_What is being asked_: In the material below, list every line carrying the string "mrnuser".

_Data section_:
——

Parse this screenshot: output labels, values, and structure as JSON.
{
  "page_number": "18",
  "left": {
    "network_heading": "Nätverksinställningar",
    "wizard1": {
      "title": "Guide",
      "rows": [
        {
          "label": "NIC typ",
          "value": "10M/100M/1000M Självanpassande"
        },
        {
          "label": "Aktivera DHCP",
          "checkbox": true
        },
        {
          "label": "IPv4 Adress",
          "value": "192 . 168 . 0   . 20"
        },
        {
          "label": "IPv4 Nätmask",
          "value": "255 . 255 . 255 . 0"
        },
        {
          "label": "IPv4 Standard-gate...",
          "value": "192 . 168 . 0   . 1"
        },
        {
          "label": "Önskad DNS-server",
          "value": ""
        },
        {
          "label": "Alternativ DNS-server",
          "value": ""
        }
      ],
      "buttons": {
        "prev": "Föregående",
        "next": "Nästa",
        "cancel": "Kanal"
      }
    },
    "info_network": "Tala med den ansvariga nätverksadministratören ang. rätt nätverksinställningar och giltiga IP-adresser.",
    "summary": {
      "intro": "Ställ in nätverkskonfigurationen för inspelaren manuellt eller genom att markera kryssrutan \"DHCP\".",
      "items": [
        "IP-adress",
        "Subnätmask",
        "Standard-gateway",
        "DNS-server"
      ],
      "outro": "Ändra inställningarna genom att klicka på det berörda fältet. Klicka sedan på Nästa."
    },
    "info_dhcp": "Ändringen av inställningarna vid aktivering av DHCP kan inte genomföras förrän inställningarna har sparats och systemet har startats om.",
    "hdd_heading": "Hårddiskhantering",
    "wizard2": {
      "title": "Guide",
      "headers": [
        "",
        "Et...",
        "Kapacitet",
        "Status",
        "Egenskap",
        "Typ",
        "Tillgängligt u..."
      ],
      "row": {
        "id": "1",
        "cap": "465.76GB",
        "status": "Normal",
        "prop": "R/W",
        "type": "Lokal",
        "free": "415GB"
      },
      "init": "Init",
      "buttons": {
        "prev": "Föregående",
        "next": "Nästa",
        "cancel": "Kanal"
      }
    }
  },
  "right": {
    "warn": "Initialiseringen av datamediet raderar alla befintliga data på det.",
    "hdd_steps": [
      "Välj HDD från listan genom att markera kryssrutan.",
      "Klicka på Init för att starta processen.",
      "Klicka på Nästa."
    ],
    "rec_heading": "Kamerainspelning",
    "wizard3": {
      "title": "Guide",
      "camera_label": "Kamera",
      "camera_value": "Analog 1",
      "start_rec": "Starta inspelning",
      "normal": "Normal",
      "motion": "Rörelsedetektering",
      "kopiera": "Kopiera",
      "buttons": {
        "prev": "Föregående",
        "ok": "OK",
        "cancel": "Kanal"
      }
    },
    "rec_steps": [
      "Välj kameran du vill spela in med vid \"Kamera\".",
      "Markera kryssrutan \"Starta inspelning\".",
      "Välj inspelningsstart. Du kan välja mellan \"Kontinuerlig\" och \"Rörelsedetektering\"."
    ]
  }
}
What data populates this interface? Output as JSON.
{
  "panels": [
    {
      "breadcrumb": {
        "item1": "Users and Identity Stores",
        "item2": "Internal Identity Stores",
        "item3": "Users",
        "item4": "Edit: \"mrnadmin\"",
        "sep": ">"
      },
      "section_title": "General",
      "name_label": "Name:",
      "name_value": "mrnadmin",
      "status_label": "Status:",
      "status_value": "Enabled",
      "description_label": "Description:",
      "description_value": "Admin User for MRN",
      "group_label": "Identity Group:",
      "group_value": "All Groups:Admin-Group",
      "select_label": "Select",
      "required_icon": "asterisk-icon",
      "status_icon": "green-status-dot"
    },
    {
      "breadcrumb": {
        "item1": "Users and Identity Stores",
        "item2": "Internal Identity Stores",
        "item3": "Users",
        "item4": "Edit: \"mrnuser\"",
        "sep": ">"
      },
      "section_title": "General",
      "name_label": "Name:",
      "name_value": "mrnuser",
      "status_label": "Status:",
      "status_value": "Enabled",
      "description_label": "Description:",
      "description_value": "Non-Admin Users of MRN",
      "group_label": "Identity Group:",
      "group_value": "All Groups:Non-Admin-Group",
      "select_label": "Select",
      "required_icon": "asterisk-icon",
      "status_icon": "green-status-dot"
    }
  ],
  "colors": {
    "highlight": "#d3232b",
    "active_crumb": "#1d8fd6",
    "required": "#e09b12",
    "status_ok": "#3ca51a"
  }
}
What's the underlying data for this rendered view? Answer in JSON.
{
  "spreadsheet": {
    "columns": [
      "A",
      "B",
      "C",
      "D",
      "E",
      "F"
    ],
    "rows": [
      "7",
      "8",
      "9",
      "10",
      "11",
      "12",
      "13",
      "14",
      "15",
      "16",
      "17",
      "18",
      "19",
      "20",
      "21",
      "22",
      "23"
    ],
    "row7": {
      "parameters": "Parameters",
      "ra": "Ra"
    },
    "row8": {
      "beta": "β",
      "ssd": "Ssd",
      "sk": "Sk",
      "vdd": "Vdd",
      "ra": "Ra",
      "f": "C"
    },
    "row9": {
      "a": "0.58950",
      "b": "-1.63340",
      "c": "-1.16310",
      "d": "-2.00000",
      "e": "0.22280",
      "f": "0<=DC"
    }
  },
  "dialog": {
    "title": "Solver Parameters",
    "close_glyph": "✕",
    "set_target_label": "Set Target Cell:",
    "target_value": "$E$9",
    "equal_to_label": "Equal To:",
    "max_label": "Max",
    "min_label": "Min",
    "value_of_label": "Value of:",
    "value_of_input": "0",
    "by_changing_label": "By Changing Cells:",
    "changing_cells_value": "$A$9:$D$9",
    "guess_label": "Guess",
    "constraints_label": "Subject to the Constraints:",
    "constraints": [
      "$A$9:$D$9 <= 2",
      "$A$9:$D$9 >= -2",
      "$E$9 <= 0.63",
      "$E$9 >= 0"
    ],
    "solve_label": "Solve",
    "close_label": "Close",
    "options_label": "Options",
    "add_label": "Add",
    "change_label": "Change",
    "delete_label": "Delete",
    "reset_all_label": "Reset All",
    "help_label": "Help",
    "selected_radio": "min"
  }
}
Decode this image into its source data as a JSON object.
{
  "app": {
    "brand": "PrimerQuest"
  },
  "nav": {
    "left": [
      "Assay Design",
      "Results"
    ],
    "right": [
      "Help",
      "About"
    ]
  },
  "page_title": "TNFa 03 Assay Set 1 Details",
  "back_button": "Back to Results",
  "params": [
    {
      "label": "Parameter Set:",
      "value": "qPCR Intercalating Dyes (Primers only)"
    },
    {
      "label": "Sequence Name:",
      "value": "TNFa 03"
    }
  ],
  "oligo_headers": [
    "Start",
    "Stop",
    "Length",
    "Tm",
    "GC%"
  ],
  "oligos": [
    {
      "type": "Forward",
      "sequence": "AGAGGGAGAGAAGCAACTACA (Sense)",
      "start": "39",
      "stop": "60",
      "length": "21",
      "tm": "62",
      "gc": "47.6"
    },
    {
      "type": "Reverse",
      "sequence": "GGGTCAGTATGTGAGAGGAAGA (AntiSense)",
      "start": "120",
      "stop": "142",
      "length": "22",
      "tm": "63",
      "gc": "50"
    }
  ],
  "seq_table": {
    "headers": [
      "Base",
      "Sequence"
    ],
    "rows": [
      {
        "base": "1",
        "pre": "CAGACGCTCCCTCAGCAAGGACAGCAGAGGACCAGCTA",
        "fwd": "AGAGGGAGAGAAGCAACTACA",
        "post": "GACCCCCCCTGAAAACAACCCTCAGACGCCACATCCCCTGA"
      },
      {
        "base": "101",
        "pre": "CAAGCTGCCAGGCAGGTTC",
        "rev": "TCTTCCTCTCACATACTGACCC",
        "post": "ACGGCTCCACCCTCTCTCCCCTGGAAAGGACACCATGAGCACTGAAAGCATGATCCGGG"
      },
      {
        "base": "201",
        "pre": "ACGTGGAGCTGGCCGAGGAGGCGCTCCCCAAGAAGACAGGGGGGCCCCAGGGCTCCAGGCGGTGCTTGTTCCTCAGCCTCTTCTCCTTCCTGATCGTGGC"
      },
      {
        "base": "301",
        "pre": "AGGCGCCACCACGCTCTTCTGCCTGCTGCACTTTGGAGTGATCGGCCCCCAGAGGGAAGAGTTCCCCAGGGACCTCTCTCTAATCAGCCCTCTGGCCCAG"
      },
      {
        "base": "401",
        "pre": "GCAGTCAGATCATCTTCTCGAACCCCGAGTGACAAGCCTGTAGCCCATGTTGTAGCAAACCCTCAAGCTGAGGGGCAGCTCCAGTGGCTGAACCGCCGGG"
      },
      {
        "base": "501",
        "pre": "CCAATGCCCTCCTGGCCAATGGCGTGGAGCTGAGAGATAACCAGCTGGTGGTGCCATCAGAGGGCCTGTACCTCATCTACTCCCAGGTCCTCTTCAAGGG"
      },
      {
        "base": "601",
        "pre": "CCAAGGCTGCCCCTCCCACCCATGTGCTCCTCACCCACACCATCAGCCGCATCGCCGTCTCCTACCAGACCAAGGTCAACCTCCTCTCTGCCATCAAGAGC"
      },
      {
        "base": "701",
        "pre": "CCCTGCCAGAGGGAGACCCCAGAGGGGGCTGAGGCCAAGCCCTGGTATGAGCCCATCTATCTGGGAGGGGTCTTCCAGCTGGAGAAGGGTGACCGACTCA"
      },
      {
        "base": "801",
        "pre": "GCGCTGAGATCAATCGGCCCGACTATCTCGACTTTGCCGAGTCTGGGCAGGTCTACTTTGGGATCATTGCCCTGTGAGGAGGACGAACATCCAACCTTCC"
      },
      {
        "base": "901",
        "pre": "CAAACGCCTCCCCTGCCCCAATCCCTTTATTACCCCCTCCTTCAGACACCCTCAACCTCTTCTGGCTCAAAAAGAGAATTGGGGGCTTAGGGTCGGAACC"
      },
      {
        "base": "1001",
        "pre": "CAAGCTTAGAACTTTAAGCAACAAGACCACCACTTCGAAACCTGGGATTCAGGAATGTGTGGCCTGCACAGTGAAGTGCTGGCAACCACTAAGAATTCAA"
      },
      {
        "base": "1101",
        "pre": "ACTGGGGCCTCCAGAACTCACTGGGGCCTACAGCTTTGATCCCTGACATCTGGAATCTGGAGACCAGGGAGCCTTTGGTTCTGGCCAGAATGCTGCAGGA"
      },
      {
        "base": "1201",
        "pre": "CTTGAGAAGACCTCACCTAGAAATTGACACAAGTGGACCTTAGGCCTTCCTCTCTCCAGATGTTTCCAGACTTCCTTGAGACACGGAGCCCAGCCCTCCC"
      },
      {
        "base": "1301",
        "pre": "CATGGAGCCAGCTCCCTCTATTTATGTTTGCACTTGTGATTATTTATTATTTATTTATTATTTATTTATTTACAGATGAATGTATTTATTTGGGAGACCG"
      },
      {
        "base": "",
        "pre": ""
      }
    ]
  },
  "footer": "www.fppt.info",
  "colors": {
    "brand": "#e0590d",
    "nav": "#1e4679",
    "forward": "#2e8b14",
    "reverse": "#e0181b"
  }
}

——

_Answer area_:
        "item4": "Edit: \"mrnuser\"",
      "name_value": "mrnuser",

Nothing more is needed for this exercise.